:: Task data ::
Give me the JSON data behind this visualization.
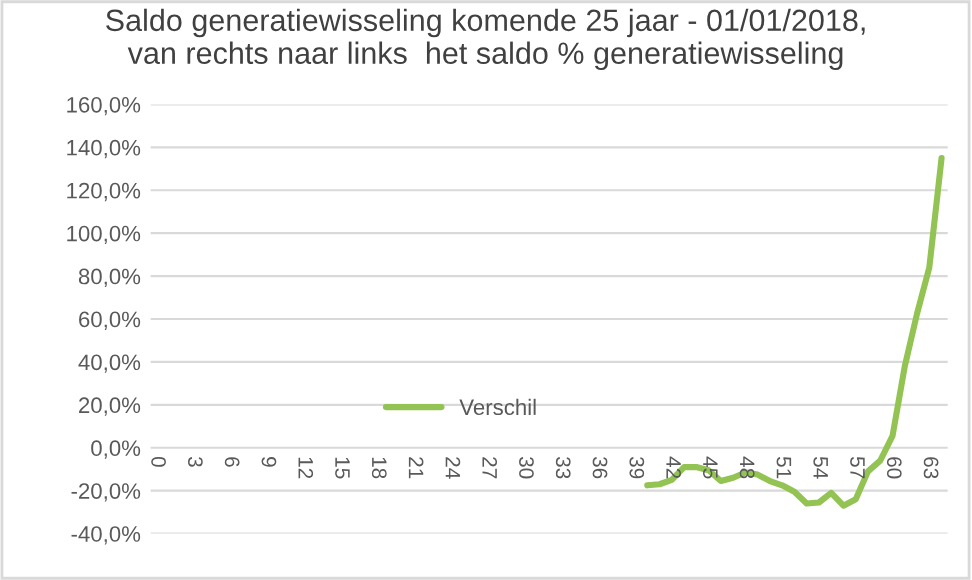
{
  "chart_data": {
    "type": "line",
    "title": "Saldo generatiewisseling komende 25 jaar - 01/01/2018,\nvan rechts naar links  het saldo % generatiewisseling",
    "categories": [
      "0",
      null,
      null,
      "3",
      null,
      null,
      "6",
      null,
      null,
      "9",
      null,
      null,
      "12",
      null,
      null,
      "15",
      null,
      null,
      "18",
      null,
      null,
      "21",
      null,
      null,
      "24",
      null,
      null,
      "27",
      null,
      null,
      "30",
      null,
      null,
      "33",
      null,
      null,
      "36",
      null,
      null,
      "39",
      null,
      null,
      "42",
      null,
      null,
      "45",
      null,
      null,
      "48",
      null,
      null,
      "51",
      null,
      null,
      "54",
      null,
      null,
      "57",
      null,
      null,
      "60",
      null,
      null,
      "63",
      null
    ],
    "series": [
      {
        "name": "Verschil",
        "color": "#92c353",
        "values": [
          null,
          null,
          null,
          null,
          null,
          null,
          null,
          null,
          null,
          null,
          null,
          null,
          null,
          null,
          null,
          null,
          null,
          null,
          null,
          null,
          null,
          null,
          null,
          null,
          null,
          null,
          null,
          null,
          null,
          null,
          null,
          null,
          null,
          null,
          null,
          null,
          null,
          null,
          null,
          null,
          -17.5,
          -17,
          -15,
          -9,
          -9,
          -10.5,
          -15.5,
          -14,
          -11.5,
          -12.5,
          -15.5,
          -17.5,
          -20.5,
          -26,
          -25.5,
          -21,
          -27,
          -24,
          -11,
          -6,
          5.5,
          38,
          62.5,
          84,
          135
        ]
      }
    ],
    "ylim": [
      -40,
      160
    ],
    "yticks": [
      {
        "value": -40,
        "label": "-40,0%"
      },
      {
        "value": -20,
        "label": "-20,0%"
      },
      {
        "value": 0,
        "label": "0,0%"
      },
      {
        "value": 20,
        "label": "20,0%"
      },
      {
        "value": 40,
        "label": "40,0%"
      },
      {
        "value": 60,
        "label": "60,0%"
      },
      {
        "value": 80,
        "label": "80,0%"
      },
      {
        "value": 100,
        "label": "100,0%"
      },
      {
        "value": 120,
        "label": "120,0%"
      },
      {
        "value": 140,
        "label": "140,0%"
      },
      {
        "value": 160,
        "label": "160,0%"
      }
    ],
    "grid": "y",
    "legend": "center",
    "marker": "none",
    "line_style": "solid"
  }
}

:: Required task ::
Pick out, from the lines above, every one that contains the string "label".

:: The output ::
        "label": "-40,0%"
        "label": "-20,0%"
        "label": "0,0%"
        "label": "20,0%"
        "label": "40,0%"
        "label": "60,0%"
        "label": "80,0%"
        "label": "100,0%"
        "label": "120,0%"
        "label": "140,0%"
        "label": "160,0%"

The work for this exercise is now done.